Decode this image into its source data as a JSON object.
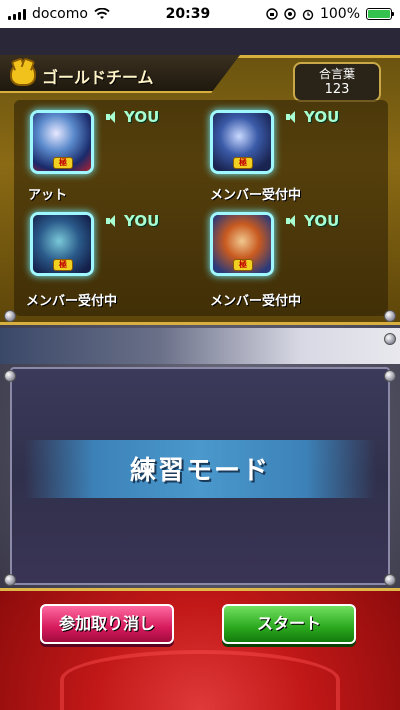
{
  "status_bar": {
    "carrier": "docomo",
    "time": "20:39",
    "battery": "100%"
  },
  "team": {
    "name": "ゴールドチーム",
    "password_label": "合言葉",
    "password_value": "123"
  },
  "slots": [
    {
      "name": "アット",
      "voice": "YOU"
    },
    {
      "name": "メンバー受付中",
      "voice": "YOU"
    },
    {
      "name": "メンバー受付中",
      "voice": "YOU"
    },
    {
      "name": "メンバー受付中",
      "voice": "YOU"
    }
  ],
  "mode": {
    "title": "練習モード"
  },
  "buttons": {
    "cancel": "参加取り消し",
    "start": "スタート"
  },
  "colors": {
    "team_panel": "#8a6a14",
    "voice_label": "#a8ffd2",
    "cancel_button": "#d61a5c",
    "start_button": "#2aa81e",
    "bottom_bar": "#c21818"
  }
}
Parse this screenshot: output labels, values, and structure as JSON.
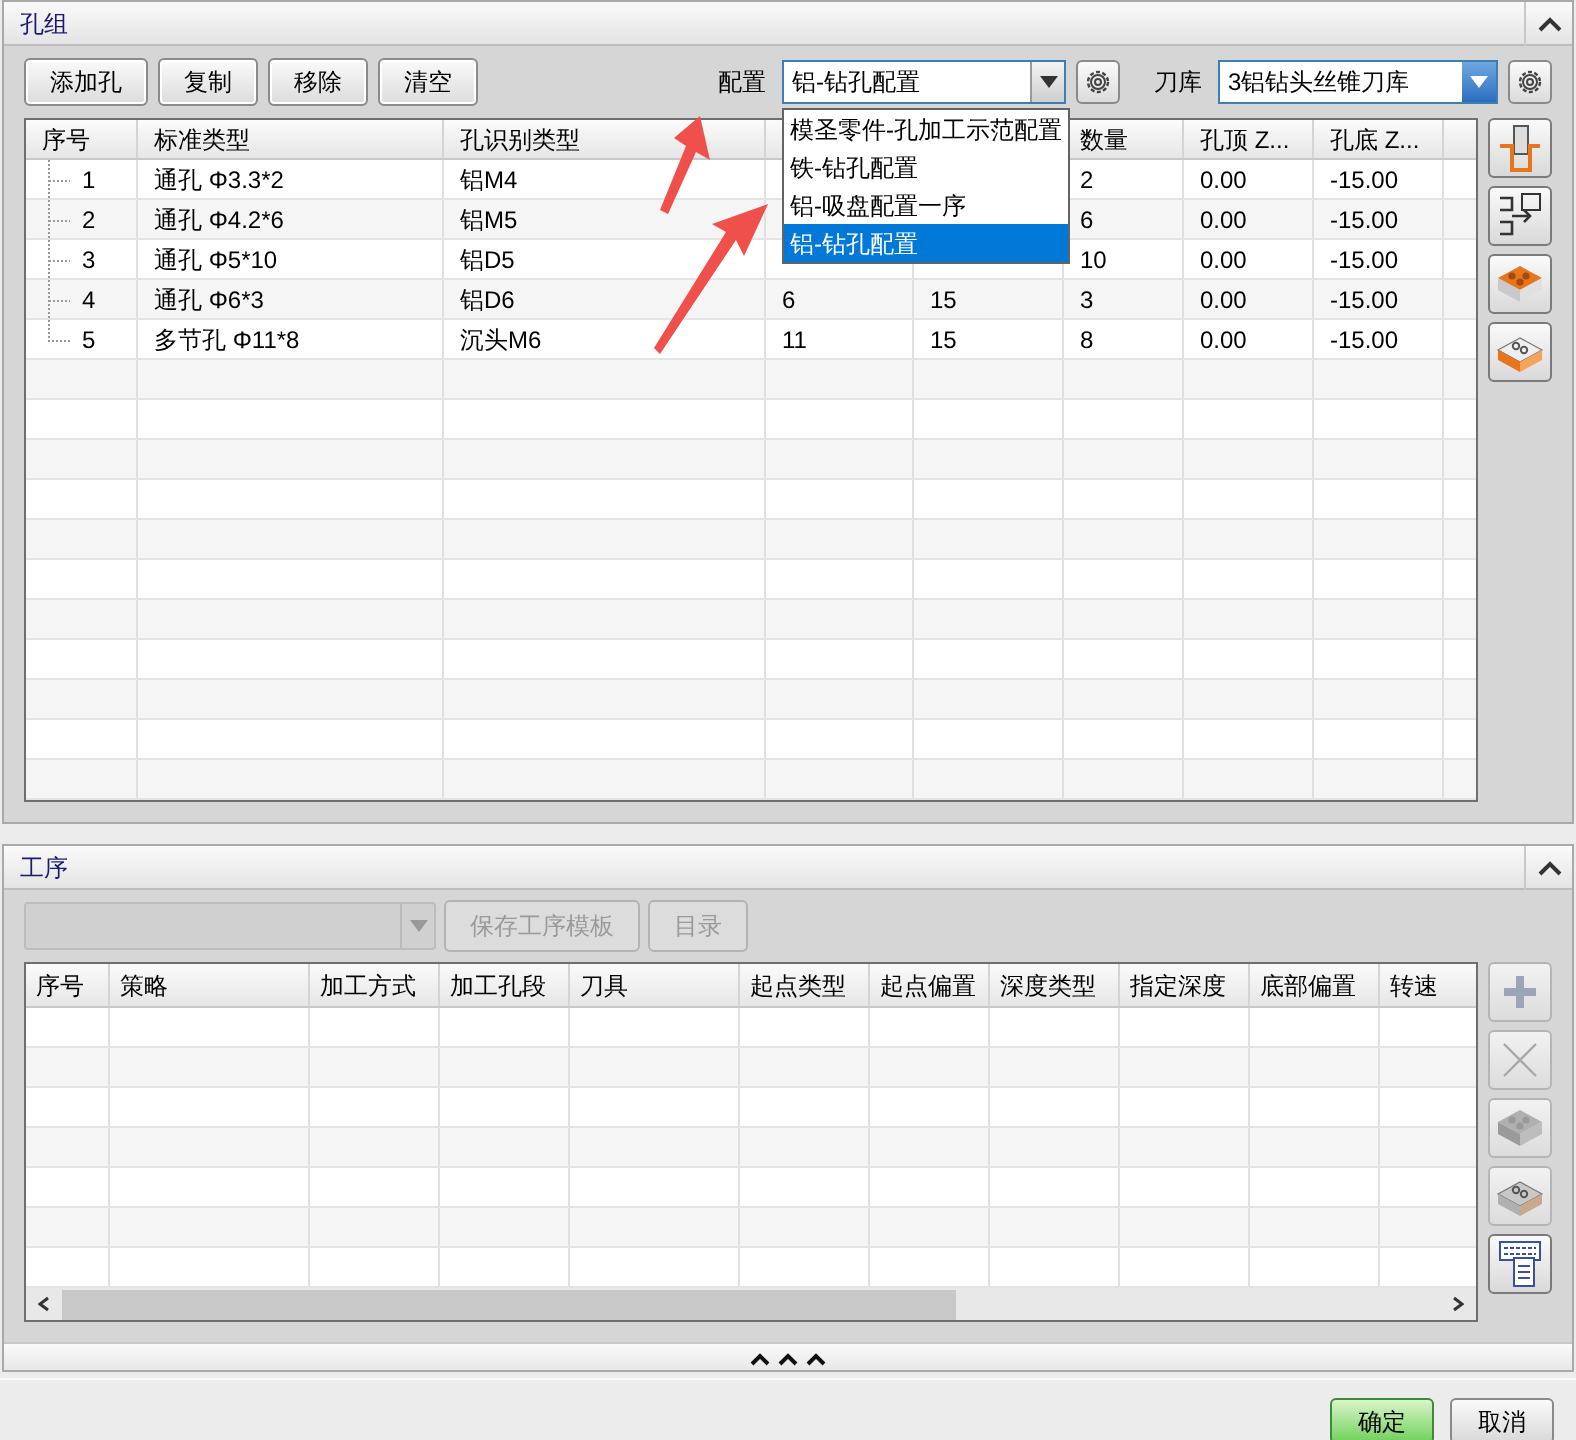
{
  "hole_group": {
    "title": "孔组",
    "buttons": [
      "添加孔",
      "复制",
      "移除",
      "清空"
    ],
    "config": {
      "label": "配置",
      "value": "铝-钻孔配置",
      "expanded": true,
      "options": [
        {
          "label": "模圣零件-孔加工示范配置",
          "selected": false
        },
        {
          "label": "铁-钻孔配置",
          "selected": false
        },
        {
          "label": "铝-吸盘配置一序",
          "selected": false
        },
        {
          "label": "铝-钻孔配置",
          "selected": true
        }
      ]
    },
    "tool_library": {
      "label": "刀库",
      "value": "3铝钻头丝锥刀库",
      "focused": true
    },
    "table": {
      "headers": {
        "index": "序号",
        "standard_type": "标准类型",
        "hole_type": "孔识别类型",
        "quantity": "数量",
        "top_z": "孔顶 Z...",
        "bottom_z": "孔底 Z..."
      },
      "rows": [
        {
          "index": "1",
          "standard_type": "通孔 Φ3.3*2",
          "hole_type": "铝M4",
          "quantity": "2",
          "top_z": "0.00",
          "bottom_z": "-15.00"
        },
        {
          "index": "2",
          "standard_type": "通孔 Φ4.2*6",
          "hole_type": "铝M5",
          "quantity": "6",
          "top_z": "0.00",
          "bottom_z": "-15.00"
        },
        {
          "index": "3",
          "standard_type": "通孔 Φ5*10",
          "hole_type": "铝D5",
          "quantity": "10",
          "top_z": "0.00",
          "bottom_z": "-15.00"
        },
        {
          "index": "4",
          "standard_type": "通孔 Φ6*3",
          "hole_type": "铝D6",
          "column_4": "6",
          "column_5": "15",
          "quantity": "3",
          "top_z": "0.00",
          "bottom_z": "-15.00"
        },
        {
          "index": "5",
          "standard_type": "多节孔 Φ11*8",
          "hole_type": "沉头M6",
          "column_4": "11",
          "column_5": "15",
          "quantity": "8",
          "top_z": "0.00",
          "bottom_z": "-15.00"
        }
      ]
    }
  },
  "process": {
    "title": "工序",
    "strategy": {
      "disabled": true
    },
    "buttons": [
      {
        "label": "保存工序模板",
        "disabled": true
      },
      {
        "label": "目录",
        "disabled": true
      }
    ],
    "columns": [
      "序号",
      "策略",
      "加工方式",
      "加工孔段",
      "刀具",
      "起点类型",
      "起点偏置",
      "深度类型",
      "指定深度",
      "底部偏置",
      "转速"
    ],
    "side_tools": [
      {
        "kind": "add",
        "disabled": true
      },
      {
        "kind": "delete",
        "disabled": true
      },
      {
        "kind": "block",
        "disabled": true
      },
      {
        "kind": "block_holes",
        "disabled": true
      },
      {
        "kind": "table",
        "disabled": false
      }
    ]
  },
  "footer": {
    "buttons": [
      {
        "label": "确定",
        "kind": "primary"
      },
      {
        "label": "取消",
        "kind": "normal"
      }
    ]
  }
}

*****

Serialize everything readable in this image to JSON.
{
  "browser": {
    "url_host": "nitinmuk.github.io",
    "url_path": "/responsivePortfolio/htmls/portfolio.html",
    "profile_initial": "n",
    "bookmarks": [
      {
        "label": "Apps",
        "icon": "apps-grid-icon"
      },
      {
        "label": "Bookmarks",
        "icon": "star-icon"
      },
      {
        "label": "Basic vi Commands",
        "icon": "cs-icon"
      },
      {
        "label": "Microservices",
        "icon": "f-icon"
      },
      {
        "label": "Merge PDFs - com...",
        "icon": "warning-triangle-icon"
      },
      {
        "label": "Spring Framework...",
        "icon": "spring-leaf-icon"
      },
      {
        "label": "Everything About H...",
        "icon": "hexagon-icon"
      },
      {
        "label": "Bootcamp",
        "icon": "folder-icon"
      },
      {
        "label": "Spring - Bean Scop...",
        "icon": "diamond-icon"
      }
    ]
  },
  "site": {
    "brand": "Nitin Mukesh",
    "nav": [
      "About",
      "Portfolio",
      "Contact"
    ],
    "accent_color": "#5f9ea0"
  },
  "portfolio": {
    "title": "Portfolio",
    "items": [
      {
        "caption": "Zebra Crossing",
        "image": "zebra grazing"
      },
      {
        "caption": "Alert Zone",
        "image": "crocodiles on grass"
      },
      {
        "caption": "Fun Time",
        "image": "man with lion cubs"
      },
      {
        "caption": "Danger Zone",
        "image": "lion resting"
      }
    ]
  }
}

*****

__Written request__
Pick out every line with the string "quantity" and copy it.

__Answer in full__
        "quantity": "数量",
          "quantity": "2",
          "quantity": "6",
          "quantity": "10",
          "quantity": "3",
          "quantity": "8",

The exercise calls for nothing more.